= Description of the task =
Write the data out again exactly, with no pictures.

= Exercise material =
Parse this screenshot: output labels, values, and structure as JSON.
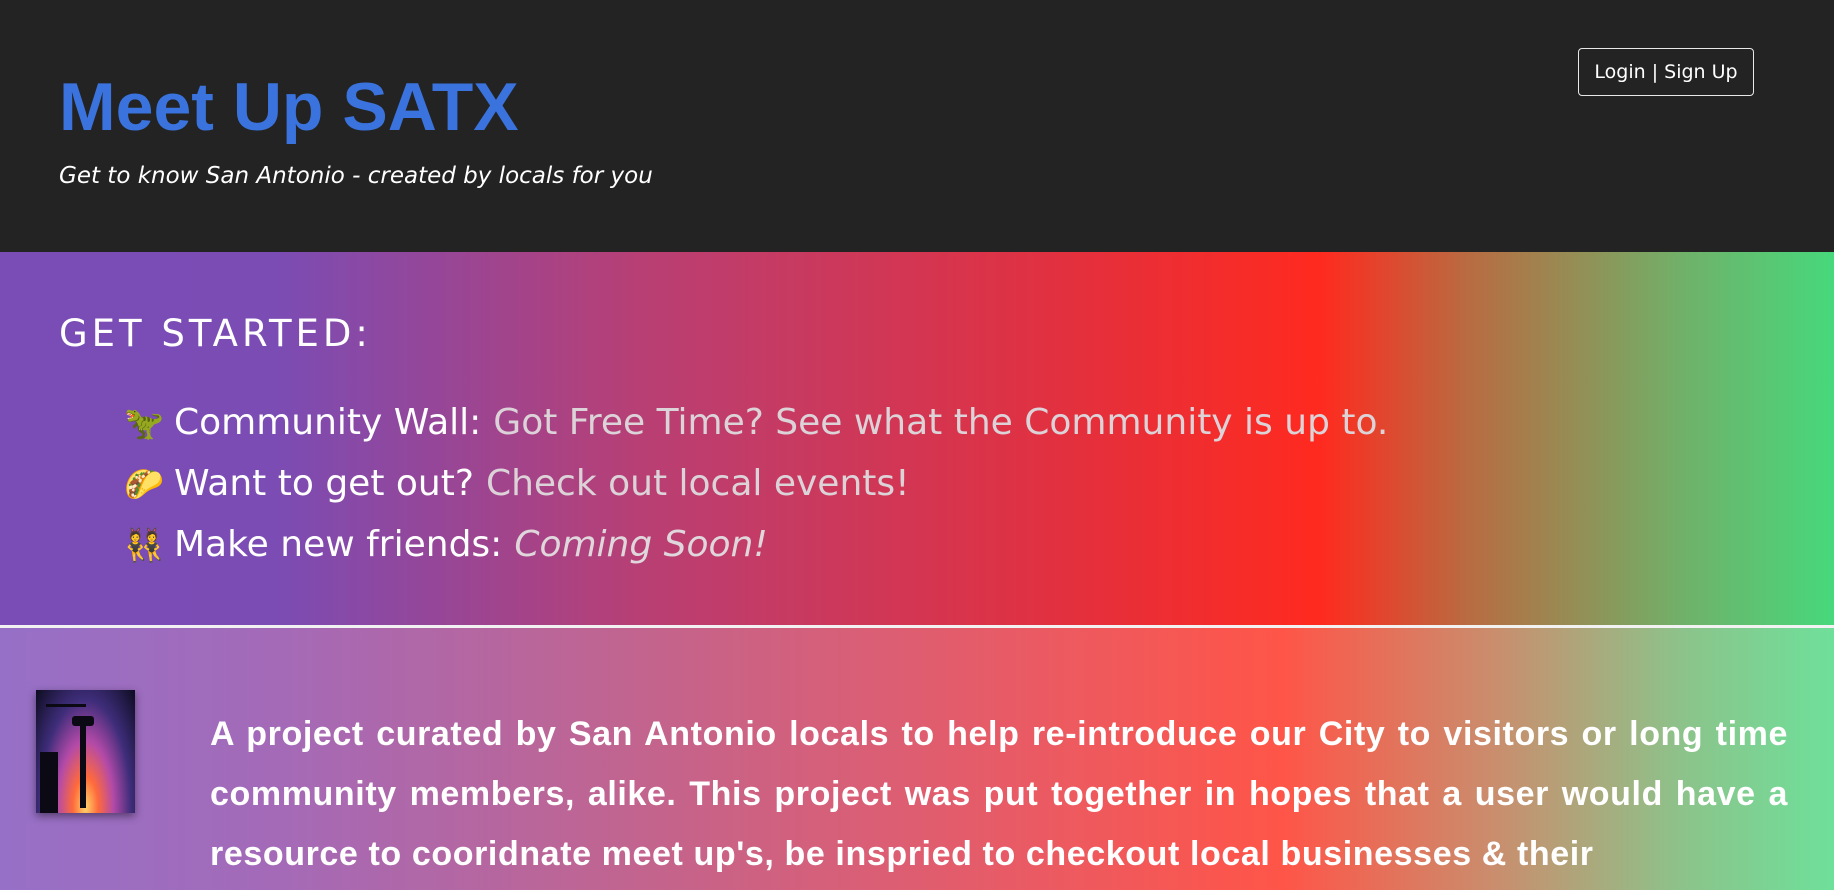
{
  "header": {
    "title": "Meet Up SATX",
    "tagline": "Get to know San Antonio - created by locals for you",
    "auth_button_label": "Login | Sign Up",
    "title_color": "#3a73dd",
    "background_color": "#232323"
  },
  "get_started": {
    "heading": "GET STARTED:",
    "items": [
      {
        "emoji": "🦖",
        "icon": "dinosaur-icon",
        "label": "Community Wall:",
        "link_text": "Got Free Time? See what the Community is up to."
      },
      {
        "emoji": "🌮",
        "icon": "taco-icon",
        "label": "Want to get out?",
        "link_text": "Check out local events!"
      },
      {
        "emoji": "👯",
        "icon": "friends-icon",
        "label": "Make new friends:",
        "link_text": "Coming Soon!"
      }
    ]
  },
  "about": {
    "image_icon": "san-antonio-skyline-photo",
    "text": "A project curated by San Antonio locals to help re-introduce our City to visitors or long time community members, alike. This project was put together in hopes that a user would have a resource to cooridnate meet up's, be inspried to checkout local businesses & their"
  }
}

= Answer to the exercise =
Parse this screenshot: output labels, values, and structure as JSON.
{
  "header": {
    "title": "Meet Up SATX",
    "tagline": "Get to know San Antonio - created by locals for you",
    "auth_button_label": "Login | Sign Up",
    "title_color": "#3a73dd",
    "background_color": "#232323"
  },
  "get_started": {
    "heading": "GET STARTED:",
    "items": [
      {
        "emoji": "🦖",
        "icon": "dinosaur-icon",
        "label": "Community Wall:",
        "link_text": "Got Free Time? See what the Community is up to."
      },
      {
        "emoji": "🌮",
        "icon": "taco-icon",
        "label": "Want to get out?",
        "link_text": "Check out local events!"
      },
      {
        "emoji": "👯",
        "icon": "friends-icon",
        "label": "Make new friends:",
        "link_text": "Coming Soon!"
      }
    ]
  },
  "about": {
    "image_icon": "san-antonio-skyline-photo",
    "text": "A project curated by San Antonio locals to help re-introduce our City to visitors or long time community members, alike. This project was put together in hopes that a user would have a resource to cooridnate meet up's, be inspried to checkout local businesses & their"
  }
}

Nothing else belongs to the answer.